# RECORDS FOR THIS EXERCISE
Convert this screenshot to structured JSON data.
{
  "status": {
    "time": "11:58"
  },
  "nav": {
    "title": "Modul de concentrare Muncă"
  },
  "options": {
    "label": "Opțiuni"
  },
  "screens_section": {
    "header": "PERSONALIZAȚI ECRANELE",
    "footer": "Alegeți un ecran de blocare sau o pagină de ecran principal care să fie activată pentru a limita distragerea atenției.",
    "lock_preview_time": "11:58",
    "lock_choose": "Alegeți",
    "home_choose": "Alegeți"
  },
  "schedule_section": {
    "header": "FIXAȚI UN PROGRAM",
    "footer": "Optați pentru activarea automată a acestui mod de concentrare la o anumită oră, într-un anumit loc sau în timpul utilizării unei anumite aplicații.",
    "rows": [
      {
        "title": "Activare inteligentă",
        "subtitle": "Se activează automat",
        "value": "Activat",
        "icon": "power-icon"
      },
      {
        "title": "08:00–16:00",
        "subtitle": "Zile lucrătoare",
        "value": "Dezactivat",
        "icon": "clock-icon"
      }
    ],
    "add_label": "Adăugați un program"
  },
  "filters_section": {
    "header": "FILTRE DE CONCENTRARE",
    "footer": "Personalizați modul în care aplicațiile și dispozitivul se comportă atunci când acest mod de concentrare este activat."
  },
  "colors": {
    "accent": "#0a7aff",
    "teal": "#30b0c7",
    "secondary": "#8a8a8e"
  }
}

# TASK DETAILS
Every record above should be copied exactly.

# THE REPLY
Convert this screenshot to structured JSON data.
{
  "status": {
    "time": "11:58"
  },
  "nav": {
    "title": "Modul de concentrare Muncă"
  },
  "options": {
    "label": "Opțiuni"
  },
  "screens_section": {
    "header": "PERSONALIZAȚI ECRANELE",
    "footer": "Alegeți un ecran de blocare sau o pagină de ecran principal care să fie activată pentru a limita distragerea atenției.",
    "lock_preview_time": "11:58",
    "lock_choose": "Alegeți",
    "home_choose": "Alegeți"
  },
  "schedule_section": {
    "header": "FIXAȚI UN PROGRAM",
    "footer": "Optați pentru activarea automată a acestui mod de concentrare la o anumită oră, într-un anumit loc sau în timpul utilizării unei anumite aplicații.",
    "rows": [
      {
        "title": "Activare inteligentă",
        "subtitle": "Se activează automat",
        "value": "Activat",
        "icon": "power-icon"
      },
      {
        "title": "08:00–16:00",
        "subtitle": "Zile lucrătoare",
        "value": "Dezactivat",
        "icon": "clock-icon"
      }
    ],
    "add_label": "Adăugați un program"
  },
  "filters_section": {
    "header": "FILTRE DE CONCENTRARE",
    "footer": "Personalizați modul în care aplicațiile și dispozitivul se comportă atunci când acest mod de concentrare este activat."
  },
  "colors": {
    "accent": "#0a7aff",
    "teal": "#30b0c7",
    "secondary": "#8a8a8e"
  }
}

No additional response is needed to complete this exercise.